# What the task requires:
Locate every line in the records below that contains the word "values", and copy each one.

# Provided entries:

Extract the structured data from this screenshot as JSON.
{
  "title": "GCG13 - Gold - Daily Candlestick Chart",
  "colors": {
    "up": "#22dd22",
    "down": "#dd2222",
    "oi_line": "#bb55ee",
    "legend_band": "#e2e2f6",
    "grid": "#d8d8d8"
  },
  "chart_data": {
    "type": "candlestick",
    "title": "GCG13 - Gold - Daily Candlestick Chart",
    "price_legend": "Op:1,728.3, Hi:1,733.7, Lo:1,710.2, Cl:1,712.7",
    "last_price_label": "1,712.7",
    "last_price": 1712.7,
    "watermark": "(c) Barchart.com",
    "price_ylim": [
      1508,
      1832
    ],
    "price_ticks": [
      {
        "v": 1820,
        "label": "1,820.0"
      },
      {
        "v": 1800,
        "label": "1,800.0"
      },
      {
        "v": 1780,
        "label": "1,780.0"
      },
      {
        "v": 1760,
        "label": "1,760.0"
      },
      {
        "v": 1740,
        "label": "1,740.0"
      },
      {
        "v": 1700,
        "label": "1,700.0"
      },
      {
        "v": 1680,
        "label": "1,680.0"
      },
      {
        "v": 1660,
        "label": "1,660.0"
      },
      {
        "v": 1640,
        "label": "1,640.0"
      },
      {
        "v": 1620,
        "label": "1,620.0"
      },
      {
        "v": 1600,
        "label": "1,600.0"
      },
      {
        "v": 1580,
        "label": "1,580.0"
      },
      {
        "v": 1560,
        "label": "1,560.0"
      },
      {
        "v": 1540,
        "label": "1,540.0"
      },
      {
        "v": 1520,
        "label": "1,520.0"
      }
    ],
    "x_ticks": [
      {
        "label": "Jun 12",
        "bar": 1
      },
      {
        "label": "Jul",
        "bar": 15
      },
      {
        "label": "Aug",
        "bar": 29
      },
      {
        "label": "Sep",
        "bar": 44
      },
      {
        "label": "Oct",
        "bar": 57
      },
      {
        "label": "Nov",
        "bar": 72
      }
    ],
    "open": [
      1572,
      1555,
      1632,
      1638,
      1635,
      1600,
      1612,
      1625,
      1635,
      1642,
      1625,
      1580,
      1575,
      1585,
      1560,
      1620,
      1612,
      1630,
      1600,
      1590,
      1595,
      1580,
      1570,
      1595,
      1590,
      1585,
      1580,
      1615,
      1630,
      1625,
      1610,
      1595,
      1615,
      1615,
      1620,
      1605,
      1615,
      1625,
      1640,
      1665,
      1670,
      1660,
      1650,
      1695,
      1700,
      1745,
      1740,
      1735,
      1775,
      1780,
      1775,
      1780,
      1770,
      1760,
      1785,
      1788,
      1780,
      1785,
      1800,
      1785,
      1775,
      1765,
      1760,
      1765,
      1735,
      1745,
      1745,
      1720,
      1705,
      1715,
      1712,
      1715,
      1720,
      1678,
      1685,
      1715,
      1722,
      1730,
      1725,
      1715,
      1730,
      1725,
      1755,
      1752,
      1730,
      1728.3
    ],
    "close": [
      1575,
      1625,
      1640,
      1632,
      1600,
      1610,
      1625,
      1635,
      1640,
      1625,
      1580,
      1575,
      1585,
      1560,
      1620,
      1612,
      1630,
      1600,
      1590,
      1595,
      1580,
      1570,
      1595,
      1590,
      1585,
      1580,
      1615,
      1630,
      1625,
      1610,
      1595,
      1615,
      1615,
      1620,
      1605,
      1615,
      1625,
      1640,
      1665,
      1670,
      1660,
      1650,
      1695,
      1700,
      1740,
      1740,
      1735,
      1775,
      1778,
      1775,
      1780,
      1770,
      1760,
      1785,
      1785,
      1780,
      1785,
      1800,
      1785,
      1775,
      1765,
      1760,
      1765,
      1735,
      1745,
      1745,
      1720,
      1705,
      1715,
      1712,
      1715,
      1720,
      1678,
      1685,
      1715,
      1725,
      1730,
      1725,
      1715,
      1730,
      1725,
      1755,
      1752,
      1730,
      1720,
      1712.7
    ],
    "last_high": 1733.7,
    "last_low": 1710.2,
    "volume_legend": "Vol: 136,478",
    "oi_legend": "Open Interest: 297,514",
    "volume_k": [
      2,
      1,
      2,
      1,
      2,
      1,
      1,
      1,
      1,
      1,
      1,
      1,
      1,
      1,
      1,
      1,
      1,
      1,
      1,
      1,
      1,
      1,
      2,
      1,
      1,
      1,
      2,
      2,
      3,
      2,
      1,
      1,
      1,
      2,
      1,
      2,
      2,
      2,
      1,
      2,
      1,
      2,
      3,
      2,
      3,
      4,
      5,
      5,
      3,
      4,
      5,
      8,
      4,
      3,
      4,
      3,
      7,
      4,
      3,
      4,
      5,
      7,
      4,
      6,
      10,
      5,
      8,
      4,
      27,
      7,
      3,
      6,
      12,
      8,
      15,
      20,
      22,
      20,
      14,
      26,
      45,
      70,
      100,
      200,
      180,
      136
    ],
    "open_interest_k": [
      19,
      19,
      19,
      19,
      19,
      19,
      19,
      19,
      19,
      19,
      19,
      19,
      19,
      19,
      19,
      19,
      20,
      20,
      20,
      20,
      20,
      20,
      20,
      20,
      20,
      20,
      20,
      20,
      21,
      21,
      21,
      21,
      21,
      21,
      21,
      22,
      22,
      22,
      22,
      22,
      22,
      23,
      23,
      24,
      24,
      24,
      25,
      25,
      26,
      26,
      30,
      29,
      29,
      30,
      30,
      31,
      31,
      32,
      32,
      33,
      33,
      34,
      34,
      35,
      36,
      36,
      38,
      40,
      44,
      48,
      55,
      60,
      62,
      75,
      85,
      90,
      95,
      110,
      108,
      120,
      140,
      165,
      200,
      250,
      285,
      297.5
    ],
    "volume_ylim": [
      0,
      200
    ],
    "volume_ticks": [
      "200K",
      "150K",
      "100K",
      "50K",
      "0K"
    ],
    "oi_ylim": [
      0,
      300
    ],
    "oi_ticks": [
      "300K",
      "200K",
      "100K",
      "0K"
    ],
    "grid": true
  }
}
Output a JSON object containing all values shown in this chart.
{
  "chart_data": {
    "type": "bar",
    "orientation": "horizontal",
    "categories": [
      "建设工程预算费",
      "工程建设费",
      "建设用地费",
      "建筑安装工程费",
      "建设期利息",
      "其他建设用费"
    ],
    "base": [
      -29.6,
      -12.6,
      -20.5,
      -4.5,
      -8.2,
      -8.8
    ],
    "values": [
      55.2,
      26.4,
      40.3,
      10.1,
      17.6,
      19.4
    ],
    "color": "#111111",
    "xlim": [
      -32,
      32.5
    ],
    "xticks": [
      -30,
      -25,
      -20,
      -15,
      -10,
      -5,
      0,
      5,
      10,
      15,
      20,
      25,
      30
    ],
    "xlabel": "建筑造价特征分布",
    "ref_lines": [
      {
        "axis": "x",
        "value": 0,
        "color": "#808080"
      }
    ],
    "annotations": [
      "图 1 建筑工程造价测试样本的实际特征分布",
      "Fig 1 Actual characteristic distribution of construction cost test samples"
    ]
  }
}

# Result for this task:
Output a JSON object containing all values shown in this chart.
    "values": [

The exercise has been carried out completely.